┌─ TASK DATA
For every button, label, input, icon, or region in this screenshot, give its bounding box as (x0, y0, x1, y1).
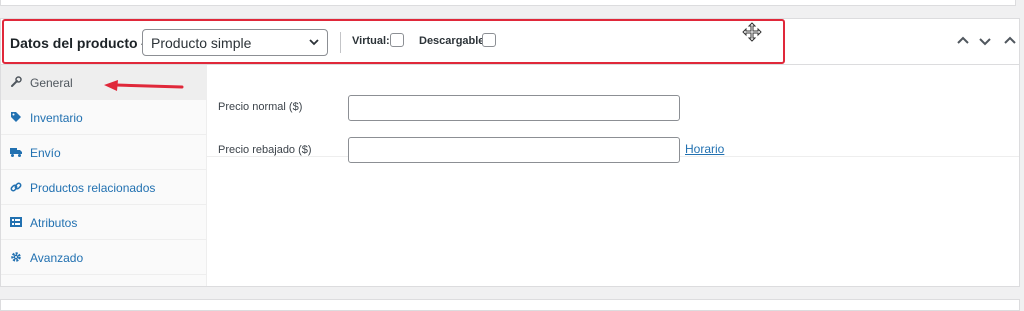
tab-label: Productos relacionados (30, 181, 156, 195)
move-cursor-icon (742, 22, 762, 42)
list-icon (10, 217, 22, 227)
move-down-icon[interactable] (977, 33, 993, 49)
previous-panel-edge (0, 0, 1016, 6)
downloadable-label: Descargable: (419, 35, 489, 47)
link-icon (10, 182, 22, 192)
tab-label: General (30, 76, 73, 90)
regular-price-label: Precio normal ($) (218, 101, 303, 113)
tab-avanzado[interactable]: Avanzado (1, 240, 206, 275)
move-up-icon[interactable] (955, 33, 971, 49)
regular-price-input[interactable] (348, 95, 680, 121)
truck-icon (10, 148, 22, 157)
product-data-panel: Datos del producto — Producto simple Vir… (0, 18, 1020, 287)
panel-title: Datos del producto — (10, 35, 156, 51)
sale-price-input[interactable] (348, 137, 680, 163)
gear-icon (11, 252, 21, 262)
product-type-value: Producto simple (151, 35, 252, 51)
tab-productos-relacionados[interactable]: Productos relacionados (1, 170, 206, 205)
schedule-link[interactable]: Horario (685, 142, 724, 156)
tab-envio[interactable]: Envío (1, 135, 206, 170)
tab-general[interactable]: General (1, 65, 206, 100)
product-data-tabs: General Inventario Envío Productos relac… (1, 65, 207, 286)
sale-price-label: Precio rebajado ($) (218, 144, 312, 156)
wrench-icon (11, 76, 22, 87)
downloadable-checkbox[interactable] (482, 33, 496, 47)
chevron-down-icon (309, 39, 319, 46)
tab-label: Envío (30, 146, 61, 160)
general-fields: Precio normal ($) Precio rebajado ($) Ho… (207, 65, 1019, 163)
header-divider (340, 32, 341, 53)
virtual-checkbox[interactable] (390, 33, 404, 47)
tab-label: Inventario (30, 111, 83, 125)
virtual-label: Virtual: (352, 35, 390, 47)
tag-icon (11, 112, 21, 122)
tab-atributos[interactable]: Atributos (1, 205, 206, 240)
product-type-select[interactable]: Producto simple (142, 29, 328, 56)
tab-label: Atributos (30, 216, 78, 230)
tab-label: Avanzado (30, 251, 84, 265)
toggle-panel-icon[interactable] (1002, 33, 1018, 49)
tab-inventario[interactable]: Inventario (1, 100, 206, 135)
panel-header: Datos del producto — Producto simple Vir… (1, 19, 1019, 65)
next-panel-edge (0, 299, 1020, 311)
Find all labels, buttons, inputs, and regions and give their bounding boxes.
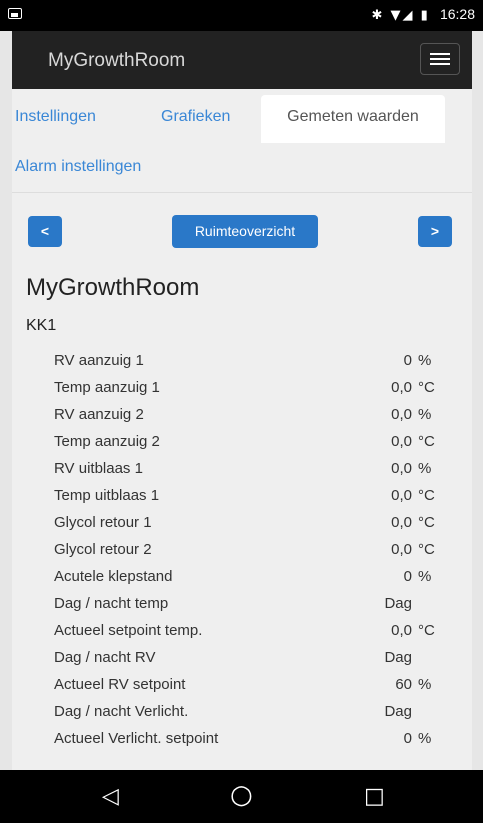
└─
Format the lines of the records above, from the line containing "tab-label: Productos relacionados" through the line containing "move-up-icon[interactable] (955, 33, 971, 49)", as a JSON list of strings with one string per line, omitting blank lines.

▶ **RESPONSE TO THIS TASK**:
[
  "tab-label: Productos relacionados (30, 181, 156, 195)",
  "move-cursor-icon (742, 22, 762, 42)",
  "list-icon (10, 217, 22, 227)",
  "move-down-icon[interactable] (977, 33, 993, 49)",
  "previous-panel-edge (0, 0, 1016, 6)",
  "downloadable-label: Descargable: (419, 35, 489, 47)",
  "link-icon (10, 182, 22, 192)",
  "tab-label: General (30, 76, 73, 90)",
  "regular-price-label: Precio normal ($) (218, 101, 303, 113)",
  "tab-avanzado[interactable]: Avanzado (1, 240, 206, 275)",
  "move-up-icon[interactable] (955, 33, 971, 49)"
]